Record excerpts -
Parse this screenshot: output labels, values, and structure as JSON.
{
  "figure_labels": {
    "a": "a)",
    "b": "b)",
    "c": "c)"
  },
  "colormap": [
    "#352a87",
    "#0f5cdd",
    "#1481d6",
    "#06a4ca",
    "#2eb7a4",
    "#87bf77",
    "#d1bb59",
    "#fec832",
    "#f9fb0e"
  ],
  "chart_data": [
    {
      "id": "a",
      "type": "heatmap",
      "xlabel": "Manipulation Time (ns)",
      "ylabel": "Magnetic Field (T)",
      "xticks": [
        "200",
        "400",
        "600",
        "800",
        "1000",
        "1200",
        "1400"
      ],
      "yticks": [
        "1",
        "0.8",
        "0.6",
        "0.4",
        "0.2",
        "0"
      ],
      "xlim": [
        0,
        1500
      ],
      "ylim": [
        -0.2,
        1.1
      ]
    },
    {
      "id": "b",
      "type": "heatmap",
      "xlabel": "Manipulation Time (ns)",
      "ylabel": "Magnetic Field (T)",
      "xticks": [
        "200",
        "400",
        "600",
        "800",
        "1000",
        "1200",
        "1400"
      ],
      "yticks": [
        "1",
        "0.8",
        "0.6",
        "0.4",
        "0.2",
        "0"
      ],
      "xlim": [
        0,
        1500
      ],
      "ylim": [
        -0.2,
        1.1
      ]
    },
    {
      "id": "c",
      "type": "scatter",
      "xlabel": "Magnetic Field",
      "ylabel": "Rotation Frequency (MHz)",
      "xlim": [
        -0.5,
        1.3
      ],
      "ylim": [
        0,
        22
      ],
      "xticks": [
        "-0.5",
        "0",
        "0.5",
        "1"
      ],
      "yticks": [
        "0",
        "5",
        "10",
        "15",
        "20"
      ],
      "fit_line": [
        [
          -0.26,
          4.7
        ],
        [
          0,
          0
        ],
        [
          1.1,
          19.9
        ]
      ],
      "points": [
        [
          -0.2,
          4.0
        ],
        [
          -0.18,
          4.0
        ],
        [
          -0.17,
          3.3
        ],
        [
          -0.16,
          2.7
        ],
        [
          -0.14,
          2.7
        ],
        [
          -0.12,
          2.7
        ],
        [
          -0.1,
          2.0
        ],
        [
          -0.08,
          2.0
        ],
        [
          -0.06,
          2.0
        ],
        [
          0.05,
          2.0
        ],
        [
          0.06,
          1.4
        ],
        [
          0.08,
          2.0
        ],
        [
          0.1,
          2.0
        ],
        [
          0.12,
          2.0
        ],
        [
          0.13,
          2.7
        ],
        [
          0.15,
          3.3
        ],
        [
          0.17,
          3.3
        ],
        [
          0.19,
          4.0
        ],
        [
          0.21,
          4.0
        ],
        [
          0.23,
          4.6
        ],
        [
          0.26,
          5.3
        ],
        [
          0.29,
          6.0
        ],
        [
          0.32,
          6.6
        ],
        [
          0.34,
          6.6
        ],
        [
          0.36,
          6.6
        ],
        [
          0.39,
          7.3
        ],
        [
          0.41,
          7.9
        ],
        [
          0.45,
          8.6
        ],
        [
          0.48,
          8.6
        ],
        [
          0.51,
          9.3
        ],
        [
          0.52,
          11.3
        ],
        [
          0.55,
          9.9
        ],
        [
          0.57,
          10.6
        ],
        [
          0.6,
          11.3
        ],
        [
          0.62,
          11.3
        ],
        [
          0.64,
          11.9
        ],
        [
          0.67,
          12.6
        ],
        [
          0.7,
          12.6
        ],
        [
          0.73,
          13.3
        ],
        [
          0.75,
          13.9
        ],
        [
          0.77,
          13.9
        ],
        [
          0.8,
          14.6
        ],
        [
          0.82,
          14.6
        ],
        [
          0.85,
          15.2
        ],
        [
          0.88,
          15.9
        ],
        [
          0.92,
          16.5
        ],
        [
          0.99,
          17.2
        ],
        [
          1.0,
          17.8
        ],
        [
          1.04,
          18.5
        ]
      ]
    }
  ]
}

Set exercise - Write out all records exactly, keeping every detail.

The answer -
Parse this screenshot: output labels, values, and structure as JSON.
{
  "figure_labels": {
    "a": "a)",
    "b": "b)",
    "c": "c)"
  },
  "colormap": [
    "#352a87",
    "#0f5cdd",
    "#1481d6",
    "#06a4ca",
    "#2eb7a4",
    "#87bf77",
    "#d1bb59",
    "#fec832",
    "#f9fb0e"
  ],
  "chart_data": [
    {
      "id": "a",
      "type": "heatmap",
      "xlabel": "Manipulation Time (ns)",
      "ylabel": "Magnetic Field (T)",
      "xticks": [
        "200",
        "400",
        "600",
        "800",
        "1000",
        "1200",
        "1400"
      ],
      "yticks": [
        "1",
        "0.8",
        "0.6",
        "0.4",
        "0.2",
        "0"
      ],
      "xlim": [
        0,
        1500
      ],
      "ylim": [
        -0.2,
        1.1
      ]
    },
    {
      "id": "b",
      "type": "heatmap",
      "xlabel": "Manipulation Time (ns)",
      "ylabel": "Magnetic Field (T)",
      "xticks": [
        "200",
        "400",
        "600",
        "800",
        "1000",
        "1200",
        "1400"
      ],
      "yticks": [
        "1",
        "0.8",
        "0.6",
        "0.4",
        "0.2",
        "0"
      ],
      "xlim": [
        0,
        1500
      ],
      "ylim": [
        -0.2,
        1.1
      ]
    },
    {
      "id": "c",
      "type": "scatter",
      "xlabel": "Magnetic Field",
      "ylabel": "Rotation Frequency (MHz)",
      "xlim": [
        -0.5,
        1.3
      ],
      "ylim": [
        0,
        22
      ],
      "xticks": [
        "-0.5",
        "0",
        "0.5",
        "1"
      ],
      "yticks": [
        "0",
        "5",
        "10",
        "15",
        "20"
      ],
      "fit_line": [
        [
          -0.26,
          4.7
        ],
        [
          0,
          0
        ],
        [
          1.1,
          19.9
        ]
      ],
      "points": [
        [
          -0.2,
          4.0
        ],
        [
          -0.18,
          4.0
        ],
        [
          -0.17,
          3.3
        ],
        [
          -0.16,
          2.7
        ],
        [
          -0.14,
          2.7
        ],
        [
          -0.12,
          2.7
        ],
        [
          -0.1,
          2.0
        ],
        [
          -0.08,
          2.0
        ],
        [
          -0.06,
          2.0
        ],
        [
          0.05,
          2.0
        ],
        [
          0.06,
          1.4
        ],
        [
          0.08,
          2.0
        ],
        [
          0.1,
          2.0
        ],
        [
          0.12,
          2.0
        ],
        [
          0.13,
          2.7
        ],
        [
          0.15,
          3.3
        ],
        [
          0.17,
          3.3
        ],
        [
          0.19,
          4.0
        ],
        [
          0.21,
          4.0
        ],
        [
          0.23,
          4.6
        ],
        [
          0.26,
          5.3
        ],
        [
          0.29,
          6.0
        ],
        [
          0.32,
          6.6
        ],
        [
          0.34,
          6.6
        ],
        [
          0.36,
          6.6
        ],
        [
          0.39,
          7.3
        ],
        [
          0.41,
          7.9
        ],
        [
          0.45,
          8.6
        ],
        [
          0.48,
          8.6
        ],
        [
          0.51,
          9.3
        ],
        [
          0.52,
          11.3
        ],
        [
          0.55,
          9.9
        ],
        [
          0.57,
          10.6
        ],
        [
          0.6,
          11.3
        ],
        [
          0.62,
          11.3
        ],
        [
          0.64,
          11.9
        ],
        [
          0.67,
          12.6
        ],
        [
          0.7,
          12.6
        ],
        [
          0.73,
          13.3
        ],
        [
          0.75,
          13.9
        ],
        [
          0.77,
          13.9
        ],
        [
          0.8,
          14.6
        ],
        [
          0.82,
          14.6
        ],
        [
          0.85,
          15.2
        ],
        [
          0.88,
          15.9
        ],
        [
          0.92,
          16.5
        ],
        [
          0.99,
          17.2
        ],
        [
          1.0,
          17.8
        ],
        [
          1.04,
          18.5
        ]
      ]
    }
  ]
}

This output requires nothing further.